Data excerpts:
※
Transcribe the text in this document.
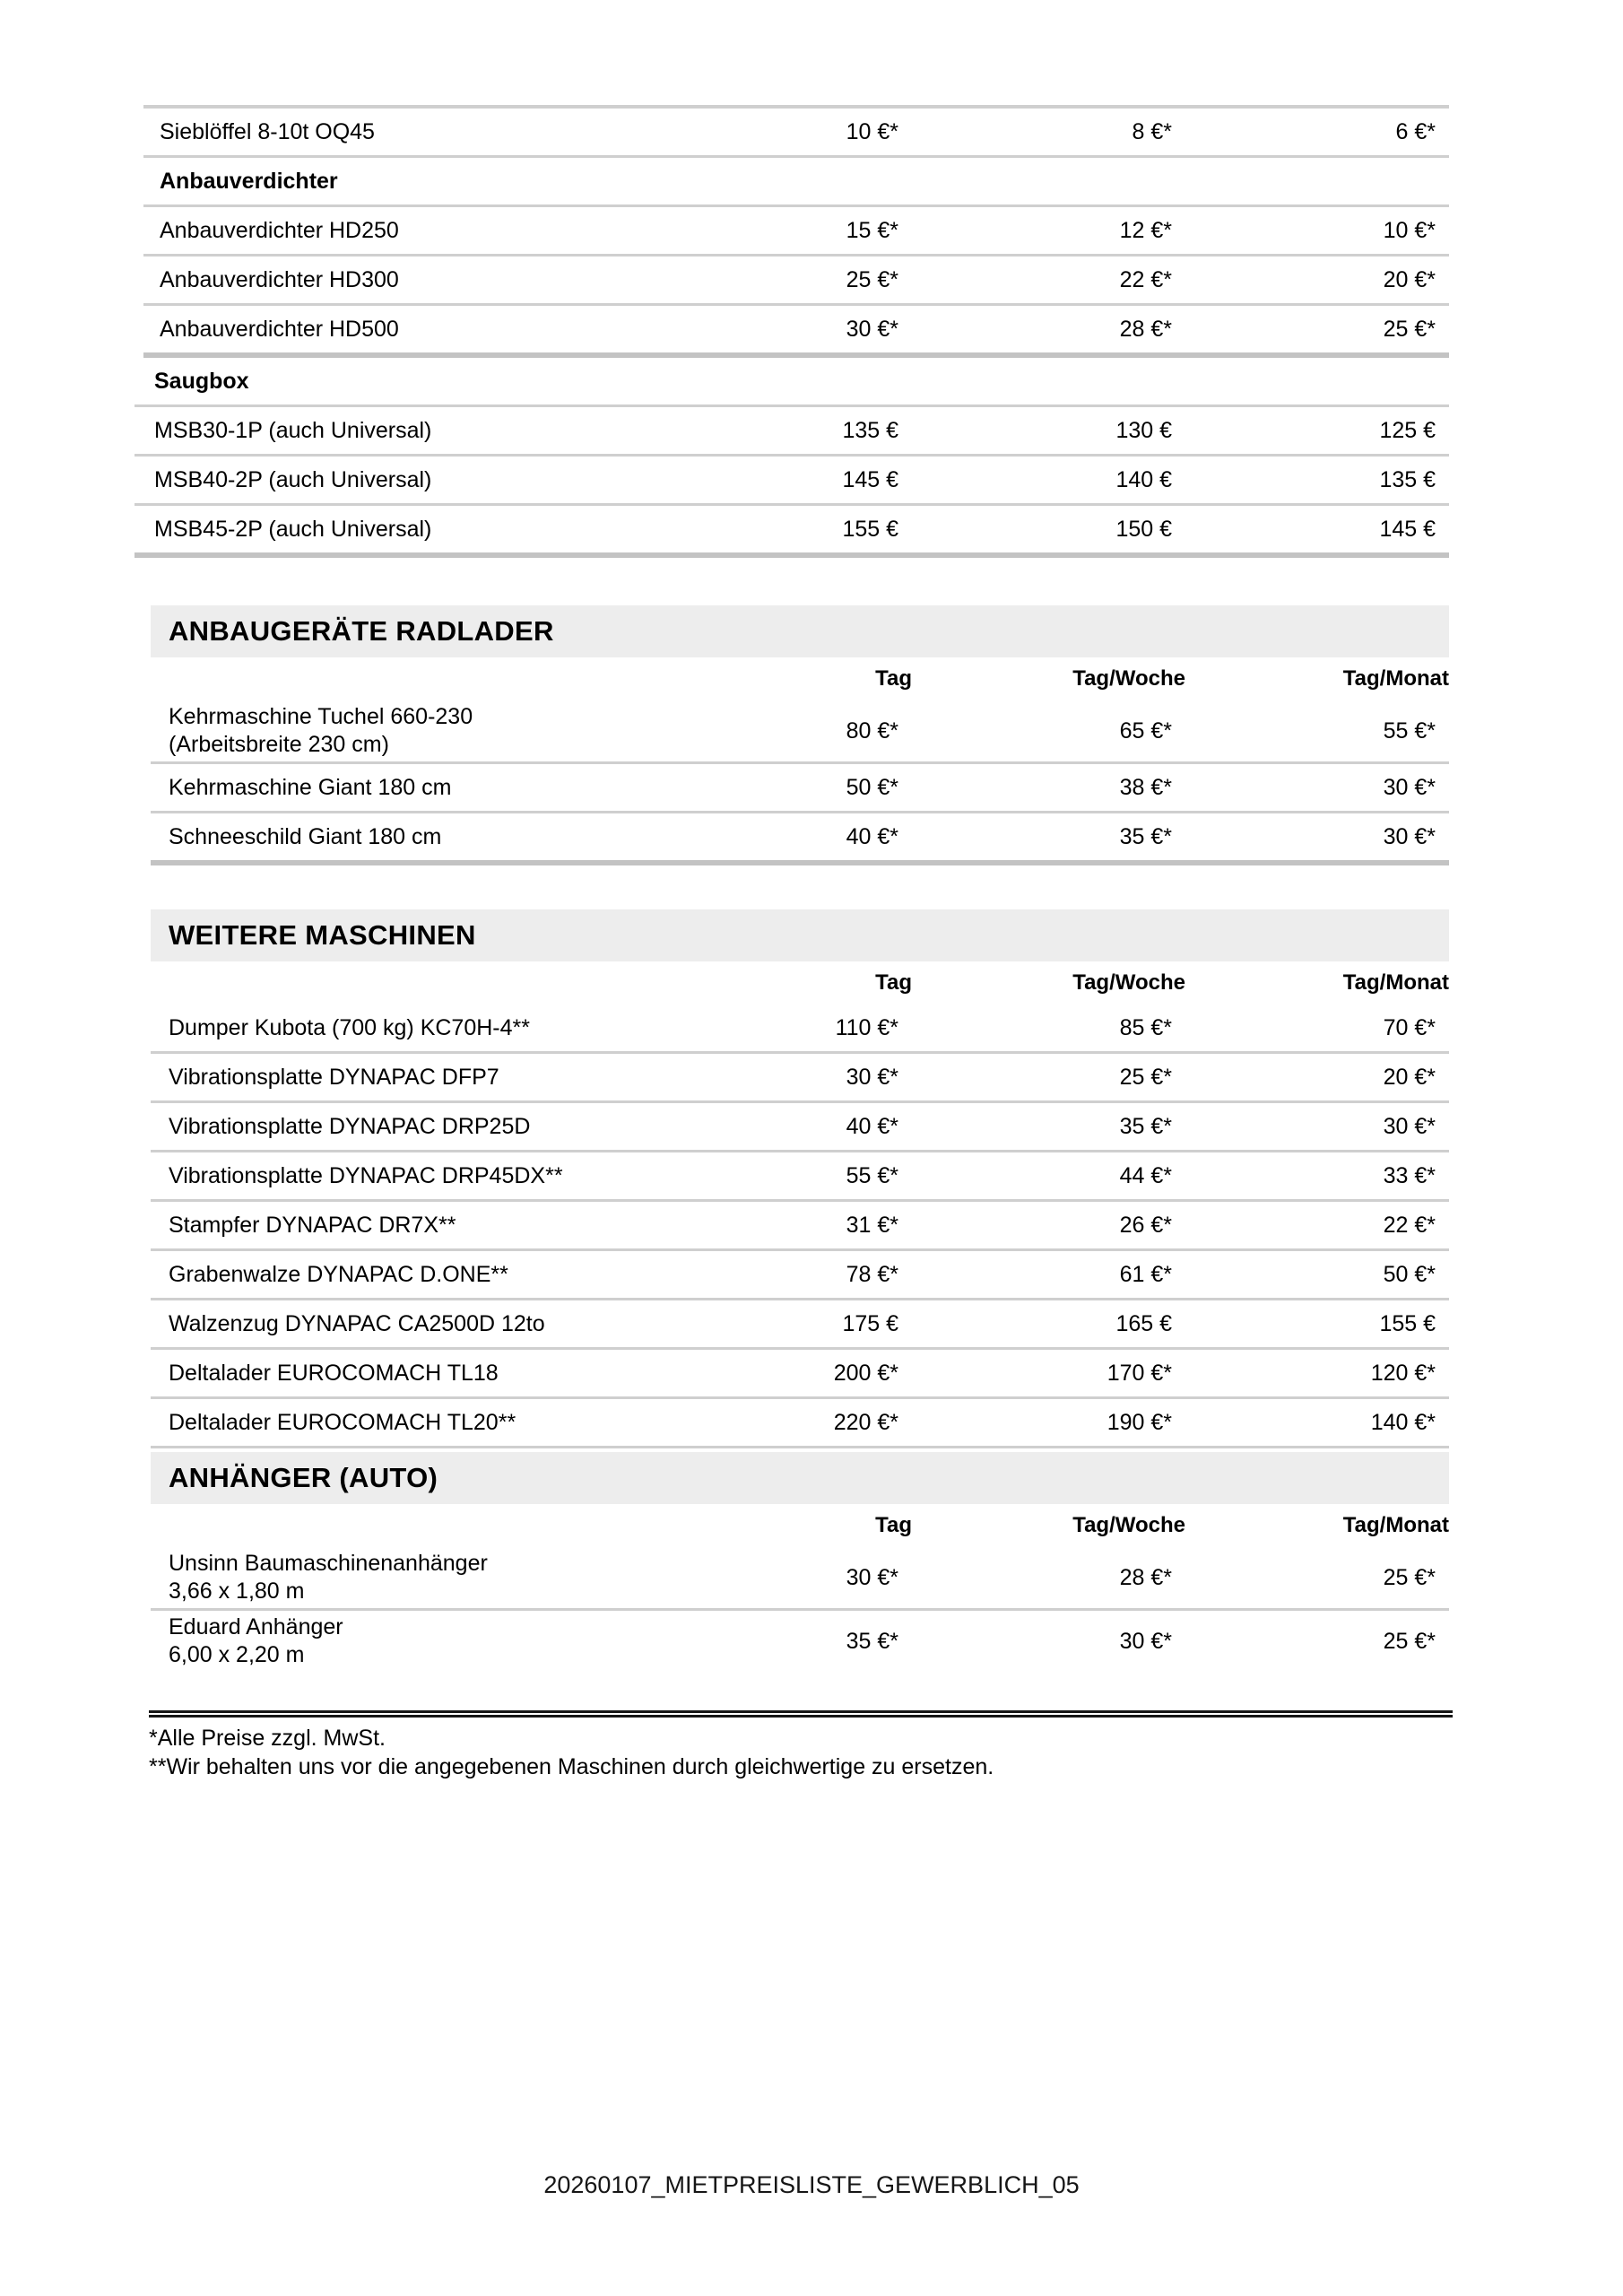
Sieblöffel 8-10t OQ45	10 €*	8 €*	6 €*
Anbauverdichter
Anbauverdichter HD250	15 €*	12 €*	10 €*
Anbauverdichter HD300	25 €*	22 €*	20 €*
Anbauverdichter HD500	30 €*	28 €*	25 €*
Saugbox
MSB30-1P (auch Universal)	135 €	130 €	125 €
MSB40-2P (auch Universal)	145 €	140 €	135 €
MSB45-2P (auch Universal)	155 €	150 €	145 €
ANBAUGERÄTE RADLADER
Tag	Tag/Woche	Tag/Monat
Kehrmaschine Tuchel 660-230
(Arbeitsbreite 230 cm)
80 €*	65 €*	55 €*
Kehrmaschine Giant 180 cm	50 €*	38 €*	30 €*
Schneeschild Giant 180 cm	40 €*	35 €*	30 €*
WEITERE MASCHINEN
Tag	Tag/Woche	Tag/Monat
Dumper Kubota (700 kg) KC70H-4**	110 €*	85 €*	70 €*
Vibrationsplatte DYNAPAC DFP7	30 €*	25 €*	20 €*
Vibrationsplatte DYNAPAC DRP25D	40 €*	35 €*	30 €*
Vibrationsplatte DYNAPAC DRP45DX**	55 €*	44 €*	33 €*
Stampfer DYNAPAC DR7X**	31 €*	26 €*	22 €*
Grabenwalze DYNAPAC D.ONE**	78 €*	61 €*	50 €*
Walzenzug DYNAPAC CA2500D 12to	175 €	165 €	155 €
Deltalader EUROCOMACH TL18	200 €*	170 €*	120 €*
Deltalader EUROCOMACH TL20**	220 €*	190 €*	140 €*
ANHÄNGER (AUTO)
Tag	Tag/Woche	Tag/Monat
Unsinn Baumaschinenanhänger
3,66 x 1,80 m
30 €*	28 €*	25 €*
Eduard Anhänger
6,00 x 2,20 m
35 €*	30 €*	25 €*
*Alle Preise zzgl. MwSt.
**Wir behalten uns vor die angegebenen Maschinen durch gleichwertige zu ersetzen.
20260107_MIETPREISLISTE_GEWERBLICH_05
※
▶ **Instructions to follow**:
Repeat all of the entries word for word, but omit the pictures.

▶ **Worked solution**:
Transcribe the text in this document.
Sieblöffel 8-10t OQ45	10 €*	8 €*	6 €*
Anbauverdichter
Anbauverdichter HD250	15 €*	12 €*	10 €*
Anbauverdichter HD300	25 €*	22 €*	20 €*
Anbauverdichter HD500	30 €*	28 €*	25 €*
Saugbox
MSB30-1P (auch Universal)	135 €	130 €	125 €
MSB40-2P (auch Universal)	145 €	140 €	135 €
MSB45-2P (auch Universal)	155 €	150 €	145 €
ANBAUGERÄTE RADLADER
Tag	Tag/Woche	Tag/Monat
Kehrmaschine Tuchel 660-230
(Arbeitsbreite 230 cm)
80 €*	65 €*	55 €*
Kehrmaschine Giant 180 cm	50 €*	38 €*	30 €*
Schneeschild Giant 180 cm	40 €*	35 €*	30 €*
WEITERE MASCHINEN
Tag	Tag/Woche	Tag/Monat
Dumper Kubota (700 kg) KC70H-4**	110 €*	85 €*	70 €*
Vibrationsplatte DYNAPAC DFP7	30 €*	25 €*	20 €*
Vibrationsplatte DYNAPAC DRP25D	40 €*	35 €*	30 €*
Vibrationsplatte DYNAPAC DRP45DX**	55 €*	44 €*	33 €*
Stampfer DYNAPAC DR7X**	31 €*	26 €*	22 €*
Grabenwalze DYNAPAC D.ONE**	78 €*	61 €*	50 €*
Walzenzug DYNAPAC CA2500D 12to	175 €	165 €	155 €
Deltalader EUROCOMACH TL18	200 €*	170 €*	120 €*
Deltalader EUROCOMACH TL20**	220 €*	190 €*	140 €*
ANHÄNGER (AUTO)
Tag	Tag/Woche	Tag/Monat
Unsinn Baumaschinenanhänger
3,66 x 1,80 m
30 €*	28 €*	25 €*
Eduard Anhänger
6,00 x 2,20 m
35 €*	30 €*	25 €*
*Alle Preise zzgl. MwSt.
**Wir behalten uns vor die angegebenen Maschinen durch gleichwertige zu ersetzen.
20260107_MIETPREISLISTE_GEWERBLICH_05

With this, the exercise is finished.